Figure content listings:
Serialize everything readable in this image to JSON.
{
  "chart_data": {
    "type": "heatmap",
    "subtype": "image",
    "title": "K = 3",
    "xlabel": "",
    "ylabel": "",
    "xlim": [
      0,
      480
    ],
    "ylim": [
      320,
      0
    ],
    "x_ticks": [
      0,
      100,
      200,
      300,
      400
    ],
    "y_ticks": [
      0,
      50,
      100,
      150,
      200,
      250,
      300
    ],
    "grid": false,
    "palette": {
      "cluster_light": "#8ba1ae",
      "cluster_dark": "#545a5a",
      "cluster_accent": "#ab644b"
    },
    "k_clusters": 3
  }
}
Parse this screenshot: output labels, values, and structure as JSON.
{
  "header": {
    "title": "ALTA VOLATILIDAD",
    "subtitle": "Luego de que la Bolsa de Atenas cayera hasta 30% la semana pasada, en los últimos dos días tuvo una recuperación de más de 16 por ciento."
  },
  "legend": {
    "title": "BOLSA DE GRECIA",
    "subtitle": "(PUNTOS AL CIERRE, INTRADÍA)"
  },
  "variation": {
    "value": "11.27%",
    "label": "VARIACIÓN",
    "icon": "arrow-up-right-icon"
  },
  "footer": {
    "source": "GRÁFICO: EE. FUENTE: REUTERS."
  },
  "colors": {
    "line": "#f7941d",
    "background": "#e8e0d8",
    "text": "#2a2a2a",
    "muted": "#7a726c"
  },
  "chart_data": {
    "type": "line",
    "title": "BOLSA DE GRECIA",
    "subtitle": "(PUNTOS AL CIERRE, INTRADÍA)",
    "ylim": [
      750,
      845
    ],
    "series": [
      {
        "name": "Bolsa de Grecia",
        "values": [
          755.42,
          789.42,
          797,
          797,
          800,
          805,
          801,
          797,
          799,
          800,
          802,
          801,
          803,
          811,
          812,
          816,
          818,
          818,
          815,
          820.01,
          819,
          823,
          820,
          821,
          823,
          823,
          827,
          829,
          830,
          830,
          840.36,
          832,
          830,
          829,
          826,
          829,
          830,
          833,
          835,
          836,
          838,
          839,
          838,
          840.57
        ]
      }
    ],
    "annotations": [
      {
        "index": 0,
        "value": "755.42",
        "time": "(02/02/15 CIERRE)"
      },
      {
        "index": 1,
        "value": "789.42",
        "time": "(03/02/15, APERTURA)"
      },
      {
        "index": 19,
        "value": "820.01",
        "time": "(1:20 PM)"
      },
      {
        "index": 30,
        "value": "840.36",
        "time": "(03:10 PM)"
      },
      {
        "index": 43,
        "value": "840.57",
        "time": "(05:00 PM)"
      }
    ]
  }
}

▸ Your task
Go through the listing and copy all of it exactly.

▸ Task result
Serialize everything readable in this image to JSON.
{
  "chart_data": {
    "type": "heatmap",
    "subtype": "image",
    "title": "K = 3",
    "xlabel": "",
    "ylabel": "",
    "xlim": [
      0,
      480
    ],
    "ylim": [
      320,
      0
    ],
    "x_ticks": [
      0,
      100,
      200,
      300,
      400
    ],
    "y_ticks": [
      0,
      50,
      100,
      150,
      200,
      250,
      300
    ],
    "grid": false,
    "palette": {
      "cluster_light": "#8ba1ae",
      "cluster_dark": "#545a5a",
      "cluster_accent": "#ab644b"
    },
    "k_clusters": 3
  }
}
Parse this screenshot: output labels, values, and structure as JSON.
{
  "header": {
    "title": "ALTA VOLATILIDAD",
    "subtitle": "Luego de que la Bolsa de Atenas cayera hasta 30% la semana pasada, en los últimos dos días tuvo una recuperación de más de 16 por ciento."
  },
  "legend": {
    "title": "BOLSA DE GRECIA",
    "subtitle": "(PUNTOS AL CIERRE, INTRADÍA)"
  },
  "variation": {
    "value": "11.27%",
    "label": "VARIACIÓN",
    "icon": "arrow-up-right-icon"
  },
  "footer": {
    "source": "GRÁFICO: EE. FUENTE: REUTERS."
  },
  "colors": {
    "line": "#f7941d",
    "background": "#e8e0d8",
    "text": "#2a2a2a",
    "muted": "#7a726c"
  },
  "chart_data": {
    "type": "line",
    "title": "BOLSA DE GRECIA",
    "subtitle": "(PUNTOS AL CIERRE, INTRADÍA)",
    "ylim": [
      750,
      845
    ],
    "series": [
      {
        "name": "Bolsa de Grecia",
        "values": [
          755.42,
          789.42,
          797,
          797,
          800,
          805,
          801,
          797,
          799,
          800,
          802,
          801,
          803,
          811,
          812,
          816,
          818,
          818,
          815,
          820.01,
          819,
          823,
          820,
          821,
          823,
          823,
          827,
          829,
          830,
          830,
          840.36,
          832,
          830,
          829,
          826,
          829,
          830,
          833,
          835,
          836,
          838,
          839,
          838,
          840.57
        ]
      }
    ],
    "annotations": [
      {
        "index": 0,
        "value": "755.42",
        "time": "(02/02/15 CIERRE)"
      },
      {
        "index": 1,
        "value": "789.42",
        "time": "(03/02/15, APERTURA)"
      },
      {
        "index": 19,
        "value": "820.01",
        "time": "(1:20 PM)"
      },
      {
        "index": 30,
        "value": "840.36",
        "time": "(03:10 PM)"
      },
      {
        "index": 43,
        "value": "840.57",
        "time": "(05:00 PM)"
      }
    ]
  }
}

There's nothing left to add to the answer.